**Stated goal**
Copy the records below exactly as they appear.

Saved entries
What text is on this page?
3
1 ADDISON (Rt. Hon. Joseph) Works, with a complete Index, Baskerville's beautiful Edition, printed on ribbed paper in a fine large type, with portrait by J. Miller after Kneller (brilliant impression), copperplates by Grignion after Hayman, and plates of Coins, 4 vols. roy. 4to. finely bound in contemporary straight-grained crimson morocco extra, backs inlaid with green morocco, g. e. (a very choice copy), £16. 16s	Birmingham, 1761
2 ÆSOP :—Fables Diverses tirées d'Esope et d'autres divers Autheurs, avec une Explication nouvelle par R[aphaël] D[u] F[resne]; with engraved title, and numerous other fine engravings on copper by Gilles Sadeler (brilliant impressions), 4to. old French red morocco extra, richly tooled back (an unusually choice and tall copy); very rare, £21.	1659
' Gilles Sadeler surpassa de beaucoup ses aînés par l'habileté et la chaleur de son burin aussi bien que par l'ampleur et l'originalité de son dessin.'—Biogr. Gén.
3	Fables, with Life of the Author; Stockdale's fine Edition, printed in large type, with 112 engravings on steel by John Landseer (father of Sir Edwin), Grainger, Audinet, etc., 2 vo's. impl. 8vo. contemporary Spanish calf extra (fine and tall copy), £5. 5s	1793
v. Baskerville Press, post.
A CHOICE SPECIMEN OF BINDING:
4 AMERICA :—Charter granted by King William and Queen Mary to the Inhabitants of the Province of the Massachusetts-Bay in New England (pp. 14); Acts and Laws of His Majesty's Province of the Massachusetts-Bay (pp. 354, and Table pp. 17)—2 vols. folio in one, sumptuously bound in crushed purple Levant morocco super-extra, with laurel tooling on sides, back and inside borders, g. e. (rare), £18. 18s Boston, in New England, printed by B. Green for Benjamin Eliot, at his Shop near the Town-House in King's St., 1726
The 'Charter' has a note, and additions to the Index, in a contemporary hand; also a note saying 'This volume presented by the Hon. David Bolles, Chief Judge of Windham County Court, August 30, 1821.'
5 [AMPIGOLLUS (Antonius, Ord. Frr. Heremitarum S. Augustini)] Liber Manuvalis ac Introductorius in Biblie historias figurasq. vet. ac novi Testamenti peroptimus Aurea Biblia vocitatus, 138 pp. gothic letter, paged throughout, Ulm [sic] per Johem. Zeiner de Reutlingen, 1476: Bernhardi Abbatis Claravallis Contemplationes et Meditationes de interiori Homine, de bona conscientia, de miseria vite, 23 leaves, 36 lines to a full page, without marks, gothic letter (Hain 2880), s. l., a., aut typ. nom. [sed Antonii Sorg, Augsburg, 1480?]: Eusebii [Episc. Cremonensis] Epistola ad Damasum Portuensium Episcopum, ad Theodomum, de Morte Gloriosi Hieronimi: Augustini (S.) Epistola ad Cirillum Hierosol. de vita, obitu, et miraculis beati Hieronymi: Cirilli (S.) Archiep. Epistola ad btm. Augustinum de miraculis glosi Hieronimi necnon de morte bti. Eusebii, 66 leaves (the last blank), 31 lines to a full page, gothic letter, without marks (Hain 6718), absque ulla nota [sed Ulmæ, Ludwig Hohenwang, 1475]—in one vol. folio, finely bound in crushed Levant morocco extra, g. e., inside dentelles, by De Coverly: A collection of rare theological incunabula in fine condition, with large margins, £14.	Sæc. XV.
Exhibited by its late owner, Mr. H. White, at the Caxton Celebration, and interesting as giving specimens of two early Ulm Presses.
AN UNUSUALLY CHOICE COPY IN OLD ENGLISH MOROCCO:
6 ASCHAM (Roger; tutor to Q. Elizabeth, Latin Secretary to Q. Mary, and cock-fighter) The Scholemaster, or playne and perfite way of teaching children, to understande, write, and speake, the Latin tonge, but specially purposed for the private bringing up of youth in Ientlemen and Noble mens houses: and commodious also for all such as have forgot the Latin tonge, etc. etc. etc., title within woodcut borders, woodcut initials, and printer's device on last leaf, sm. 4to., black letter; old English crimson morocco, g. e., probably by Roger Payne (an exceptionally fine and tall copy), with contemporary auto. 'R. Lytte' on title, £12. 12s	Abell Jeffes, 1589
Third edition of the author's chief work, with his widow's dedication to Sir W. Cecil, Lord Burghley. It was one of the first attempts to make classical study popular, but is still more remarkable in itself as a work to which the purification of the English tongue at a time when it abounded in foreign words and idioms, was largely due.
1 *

**Correct result**
What text is on this page?
3
1 ADDISON (Rt. Hon. Joseph) Works, with a complete Index, Baskerville's beautiful Edition, printed on ribbed paper in a fine large type, with portrait by J. Miller after Kneller (brilliant impression), copperplates by Grignion after Hayman, and plates of Coins, 4 vols. roy. 4to. finely bound in contemporary straight-grained crimson morocco extra, backs inlaid with green morocco, g. e. (a very choice copy), £16. 16s	Birmingham, 1761
2 ÆSOP :—Fables Diverses tirées d'Esope et d'autres divers Autheurs, avec une Explication nouvelle par R[aphaël] D[u] F[resne]; with engraved title, and numerous other fine engravings on copper by Gilles Sadeler (brilliant impressions), 4to. old French red morocco extra, richly tooled back (an unusually choice and tall copy); very rare, £21.	1659
' Gilles Sadeler surpassa de beaucoup ses aînés par l'habileté et la chaleur de son burin aussi bien que par l'ampleur et l'originalité de son dessin.'—Biogr. Gén.
3	Fables, with Life of the Author; Stockdale's fine Edition, printed in large type, with 112 engravings on steel by John Landseer (father of Sir Edwin), Grainger, Audinet, etc., 2 vo's. impl. 8vo. contemporary Spanish calf extra (fine and tall copy), £5. 5s	1793
v. Baskerville Press, post.
A CHOICE SPECIMEN OF BINDING:
4 AMERICA :—Charter granted by King William and Queen Mary to the Inhabitants of the Province of the Massachusetts-Bay in New England (pp. 14); Acts and Laws of His Majesty's Province of the Massachusetts-Bay (pp. 354, and Table pp. 17)—2 vols. folio in one, sumptuously bound in crushed purple Levant morocco super-extra, with laurel tooling on sides, back and inside borders, g. e. (rare), £18. 18s Boston, in New England, printed by B. Green for Benjamin Eliot, at his Shop near the Town-House in King's St., 1726
The 'Charter' has a note, and additions to the Index, in a contemporary hand; also a note saying 'This volume presented by the Hon. David Bolles, Chief Judge of Windham County Court, August 30, 1821.'
5 [AMPIGOLLUS (Antonius, Ord. Frr. Heremitarum S. Augustini)] Liber Manuvalis ac Introductorius in Biblie historias figurasq. vet. ac novi Testamenti peroptimus Aurea Biblia vocitatus, 138 pp. gothic letter, paged throughout, Ulm [sic] per Johem. Zeiner de Reutlingen, 1476: Bernhardi Abbatis Claravallis Contemplationes et Meditationes de interiori Homine, de bona conscientia, de miseria vite, 23 leaves, 36 lines to a full page, without marks, gothic letter (Hain 2880), s. l., a., aut typ. nom. [sed Antonii Sorg, Augsburg, 1480?]: Eusebii [Episc. Cremonensis] Epistola ad Damasum Portuensium Episcopum, ad Theodomum, de Morte Gloriosi Hieronimi: Augustini (S.) Epistola ad Cirillum Hierosol. de vita, obitu, et miraculis beati Hieronymi: Cirilli (S.) Archiep. Epistola ad btm. Augustinum de miraculis glosi Hieronimi necnon de morte bti. Eusebii, 66 leaves (the last blank), 31 lines to a full page, gothic letter, without marks (Hain 6718), absque ulla nota [sed Ulmæ, Ludwig Hohenwang, 1475]—in one vol. folio, finely bound in crushed Levant morocco extra, g. e., inside dentelles, by De Coverly: A collection of rare theological incunabula in fine condition, with large margins, £14.	Sæc. XV.
Exhibited by its late owner, Mr. H. White, at the Caxton Celebration, and interesting as giving specimens of two early Ulm Presses.
AN UNUSUALLY CHOICE COPY IN OLD ENGLISH MOROCCO:
6 ASCHAM (Roger; tutor to Q. Elizabeth, Latin Secretary to Q. Mary, and cock-fighter) The Scholemaster, or playne and perfite way of teaching children, to understande, write, and speake, the Latin tonge, but specially purposed for the private bringing up of youth in Ientlemen and Noble mens houses: and commodious also for all such as have forgot the Latin tonge, etc. etc. etc., title within woodcut borders, woodcut initials, and printer's device on last leaf, sm. 4to., black letter; old English crimson morocco, g. e., probably by Roger Payne (an exceptionally fine and tall copy), with contemporary auto. 'R. Lytte' on title, £12. 12s	Abell Jeffes, 1589
Third edition of the author's chief work, with his widow's dedication to Sir W. Cecil, Lord Burghley. It was one of the first attempts to make classical study popular, but is still more remarkable in itself as a work to which the purification of the English tongue at a time when it abounded in foreign words and idioms, was largely due.
1 *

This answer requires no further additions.